_Given problem_.
Every line containing the word "right" needs to be found and copied.

[START OF Data supplied]

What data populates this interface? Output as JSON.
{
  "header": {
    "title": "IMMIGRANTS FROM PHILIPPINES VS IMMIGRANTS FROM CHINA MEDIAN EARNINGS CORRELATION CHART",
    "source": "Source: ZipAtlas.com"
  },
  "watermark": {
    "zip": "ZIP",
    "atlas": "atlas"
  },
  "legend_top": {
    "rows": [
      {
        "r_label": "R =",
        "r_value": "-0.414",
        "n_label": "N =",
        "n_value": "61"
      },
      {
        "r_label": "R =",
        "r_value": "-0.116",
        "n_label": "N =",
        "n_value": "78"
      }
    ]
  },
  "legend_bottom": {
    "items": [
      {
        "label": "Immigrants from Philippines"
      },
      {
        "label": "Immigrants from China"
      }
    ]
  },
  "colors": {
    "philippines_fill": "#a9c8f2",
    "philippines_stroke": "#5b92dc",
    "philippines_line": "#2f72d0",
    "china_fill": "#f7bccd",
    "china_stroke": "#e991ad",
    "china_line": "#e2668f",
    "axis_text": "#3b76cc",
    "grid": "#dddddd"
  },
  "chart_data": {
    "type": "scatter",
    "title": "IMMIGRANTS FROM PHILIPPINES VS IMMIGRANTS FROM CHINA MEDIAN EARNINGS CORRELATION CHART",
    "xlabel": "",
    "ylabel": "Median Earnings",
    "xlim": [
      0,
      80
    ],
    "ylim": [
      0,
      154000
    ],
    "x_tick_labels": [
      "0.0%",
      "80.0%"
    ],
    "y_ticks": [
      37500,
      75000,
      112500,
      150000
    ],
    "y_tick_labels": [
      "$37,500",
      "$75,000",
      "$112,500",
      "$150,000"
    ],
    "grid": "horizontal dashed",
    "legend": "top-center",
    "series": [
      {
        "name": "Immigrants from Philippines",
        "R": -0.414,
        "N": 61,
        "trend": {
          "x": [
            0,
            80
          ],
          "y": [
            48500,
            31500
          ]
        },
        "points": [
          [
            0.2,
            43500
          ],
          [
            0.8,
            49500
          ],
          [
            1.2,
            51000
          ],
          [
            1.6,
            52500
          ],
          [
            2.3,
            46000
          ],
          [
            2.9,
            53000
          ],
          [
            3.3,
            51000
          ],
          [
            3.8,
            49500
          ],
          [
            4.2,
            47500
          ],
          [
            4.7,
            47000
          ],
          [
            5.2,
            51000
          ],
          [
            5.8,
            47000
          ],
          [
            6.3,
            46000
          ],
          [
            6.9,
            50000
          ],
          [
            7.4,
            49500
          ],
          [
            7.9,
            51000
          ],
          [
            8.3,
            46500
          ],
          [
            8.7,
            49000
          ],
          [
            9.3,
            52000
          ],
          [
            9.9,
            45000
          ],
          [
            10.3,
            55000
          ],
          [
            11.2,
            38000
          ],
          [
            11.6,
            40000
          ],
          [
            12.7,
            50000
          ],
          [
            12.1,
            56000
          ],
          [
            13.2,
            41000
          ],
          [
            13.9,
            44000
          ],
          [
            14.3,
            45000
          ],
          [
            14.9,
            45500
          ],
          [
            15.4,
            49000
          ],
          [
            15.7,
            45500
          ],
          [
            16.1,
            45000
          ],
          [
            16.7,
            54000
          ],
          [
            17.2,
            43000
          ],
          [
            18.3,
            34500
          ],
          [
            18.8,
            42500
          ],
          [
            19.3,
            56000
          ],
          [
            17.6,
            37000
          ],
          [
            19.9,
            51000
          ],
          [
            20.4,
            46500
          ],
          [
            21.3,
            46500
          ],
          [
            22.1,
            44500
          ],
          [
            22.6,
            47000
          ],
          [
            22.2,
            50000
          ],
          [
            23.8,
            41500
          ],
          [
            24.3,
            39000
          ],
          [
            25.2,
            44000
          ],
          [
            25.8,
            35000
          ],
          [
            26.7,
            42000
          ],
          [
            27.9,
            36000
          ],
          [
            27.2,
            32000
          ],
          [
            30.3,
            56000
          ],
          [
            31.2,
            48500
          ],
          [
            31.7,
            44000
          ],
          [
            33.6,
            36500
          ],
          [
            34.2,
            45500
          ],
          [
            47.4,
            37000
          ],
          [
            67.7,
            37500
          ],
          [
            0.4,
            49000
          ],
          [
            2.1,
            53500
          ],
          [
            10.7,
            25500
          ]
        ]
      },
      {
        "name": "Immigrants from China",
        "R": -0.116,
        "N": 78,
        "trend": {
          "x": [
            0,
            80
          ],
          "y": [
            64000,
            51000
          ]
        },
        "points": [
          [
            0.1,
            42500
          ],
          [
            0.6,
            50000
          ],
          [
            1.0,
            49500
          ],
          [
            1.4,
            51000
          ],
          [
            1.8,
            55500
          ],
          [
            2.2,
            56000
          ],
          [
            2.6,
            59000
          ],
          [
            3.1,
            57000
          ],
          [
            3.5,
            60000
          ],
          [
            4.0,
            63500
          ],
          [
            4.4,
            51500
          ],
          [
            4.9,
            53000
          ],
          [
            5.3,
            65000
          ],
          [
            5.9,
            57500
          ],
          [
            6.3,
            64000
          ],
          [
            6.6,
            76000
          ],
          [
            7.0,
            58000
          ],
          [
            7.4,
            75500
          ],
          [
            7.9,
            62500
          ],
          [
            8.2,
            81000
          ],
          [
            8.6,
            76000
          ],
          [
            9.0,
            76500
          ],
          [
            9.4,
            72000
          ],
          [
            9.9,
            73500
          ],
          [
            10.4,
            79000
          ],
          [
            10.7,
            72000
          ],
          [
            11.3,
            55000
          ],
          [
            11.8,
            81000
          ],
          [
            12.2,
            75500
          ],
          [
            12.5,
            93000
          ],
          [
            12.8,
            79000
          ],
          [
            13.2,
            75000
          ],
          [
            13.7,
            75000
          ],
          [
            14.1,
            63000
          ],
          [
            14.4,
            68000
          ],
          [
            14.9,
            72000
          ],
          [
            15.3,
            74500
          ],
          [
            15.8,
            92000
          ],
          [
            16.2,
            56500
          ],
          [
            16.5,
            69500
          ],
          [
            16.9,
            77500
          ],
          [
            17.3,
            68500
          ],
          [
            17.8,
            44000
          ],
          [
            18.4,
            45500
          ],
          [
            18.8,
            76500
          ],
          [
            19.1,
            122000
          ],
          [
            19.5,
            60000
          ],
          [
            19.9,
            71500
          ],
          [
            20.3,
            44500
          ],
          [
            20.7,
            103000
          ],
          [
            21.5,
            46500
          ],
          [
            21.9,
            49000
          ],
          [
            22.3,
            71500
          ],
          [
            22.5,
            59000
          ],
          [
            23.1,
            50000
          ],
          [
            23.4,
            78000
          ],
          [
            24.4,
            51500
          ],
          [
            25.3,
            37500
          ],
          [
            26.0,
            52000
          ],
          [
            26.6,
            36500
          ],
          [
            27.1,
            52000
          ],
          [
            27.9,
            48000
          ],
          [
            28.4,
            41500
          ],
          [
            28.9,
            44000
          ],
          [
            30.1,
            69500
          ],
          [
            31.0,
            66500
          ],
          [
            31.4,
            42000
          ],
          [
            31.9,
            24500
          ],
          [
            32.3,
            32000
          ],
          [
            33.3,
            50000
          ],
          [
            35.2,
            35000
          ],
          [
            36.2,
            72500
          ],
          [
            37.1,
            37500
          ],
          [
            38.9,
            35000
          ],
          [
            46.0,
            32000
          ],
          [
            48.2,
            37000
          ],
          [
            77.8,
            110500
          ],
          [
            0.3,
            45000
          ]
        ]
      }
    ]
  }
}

[END OF Data supplied]
[START OF Data supplied]

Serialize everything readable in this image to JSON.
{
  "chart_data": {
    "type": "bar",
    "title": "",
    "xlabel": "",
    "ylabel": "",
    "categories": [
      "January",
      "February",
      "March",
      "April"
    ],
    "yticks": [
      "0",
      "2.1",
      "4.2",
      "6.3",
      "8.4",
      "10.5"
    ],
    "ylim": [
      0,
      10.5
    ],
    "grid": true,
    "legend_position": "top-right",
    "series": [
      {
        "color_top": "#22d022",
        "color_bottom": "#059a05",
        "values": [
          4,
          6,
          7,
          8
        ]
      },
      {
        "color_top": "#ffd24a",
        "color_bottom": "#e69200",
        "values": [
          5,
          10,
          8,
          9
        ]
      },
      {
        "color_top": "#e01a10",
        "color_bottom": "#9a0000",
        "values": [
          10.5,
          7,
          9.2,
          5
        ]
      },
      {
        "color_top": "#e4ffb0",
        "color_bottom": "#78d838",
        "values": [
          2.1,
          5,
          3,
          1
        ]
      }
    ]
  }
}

[END OF Data supplied]
[START OF Data supplied]

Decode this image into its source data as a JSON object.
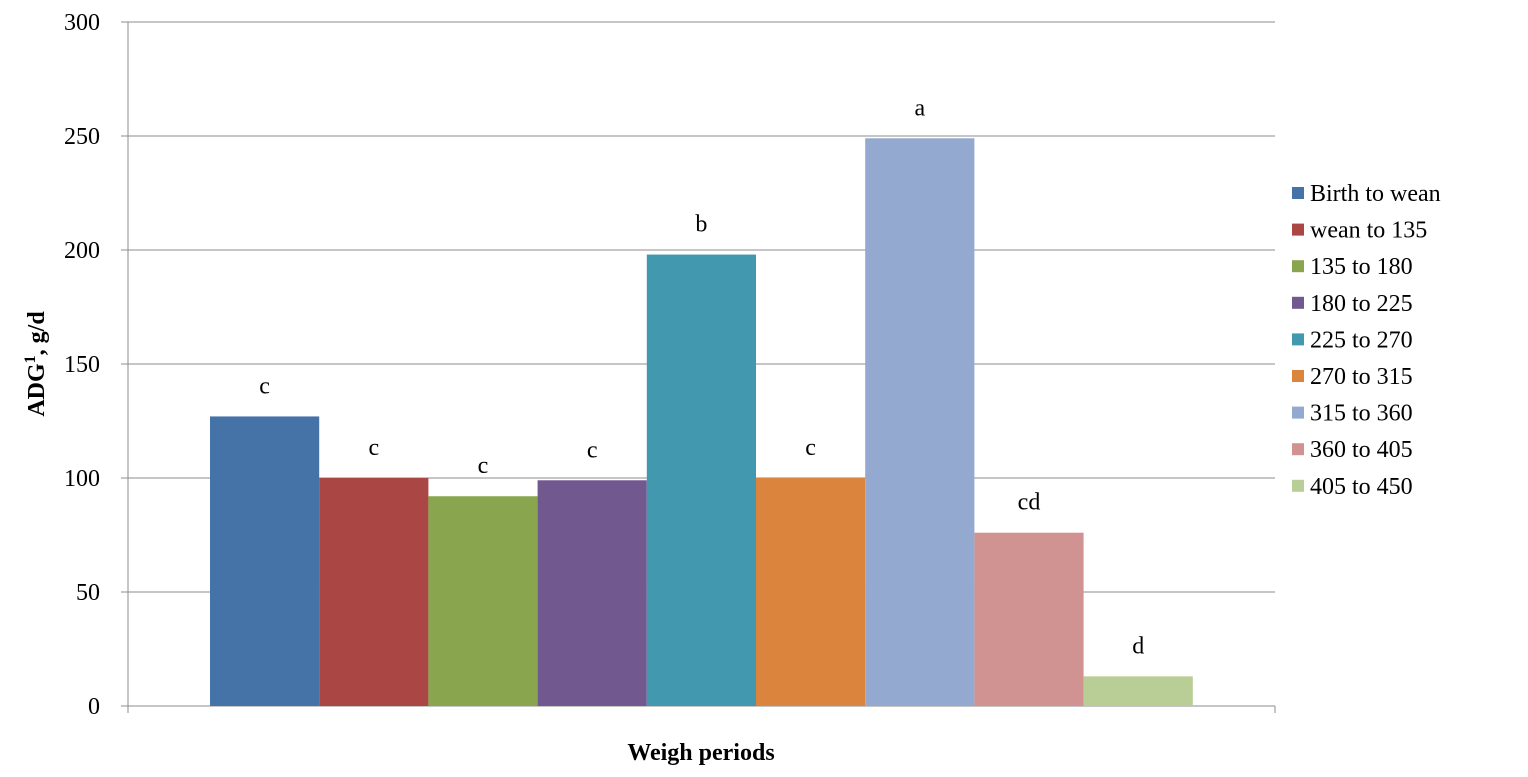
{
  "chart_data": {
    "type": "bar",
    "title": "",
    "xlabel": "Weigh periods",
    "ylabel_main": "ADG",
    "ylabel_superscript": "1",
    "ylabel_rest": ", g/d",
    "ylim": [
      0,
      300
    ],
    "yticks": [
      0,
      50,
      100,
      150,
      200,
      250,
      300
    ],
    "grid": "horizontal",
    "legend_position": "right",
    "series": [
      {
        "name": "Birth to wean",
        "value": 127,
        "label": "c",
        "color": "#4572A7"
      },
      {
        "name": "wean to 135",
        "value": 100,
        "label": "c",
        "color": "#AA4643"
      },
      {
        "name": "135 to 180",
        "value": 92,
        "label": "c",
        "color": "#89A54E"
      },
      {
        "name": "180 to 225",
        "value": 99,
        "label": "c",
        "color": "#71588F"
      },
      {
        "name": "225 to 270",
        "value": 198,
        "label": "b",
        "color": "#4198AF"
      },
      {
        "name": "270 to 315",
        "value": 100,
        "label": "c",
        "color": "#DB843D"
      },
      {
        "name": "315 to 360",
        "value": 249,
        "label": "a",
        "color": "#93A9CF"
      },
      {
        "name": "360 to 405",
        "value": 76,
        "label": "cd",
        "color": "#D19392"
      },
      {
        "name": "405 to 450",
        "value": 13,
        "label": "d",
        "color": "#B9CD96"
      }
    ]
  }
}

[END OF Data supplied]

_Finished answer_.
    "legend_position": "top-right",
    "legend_position": "right",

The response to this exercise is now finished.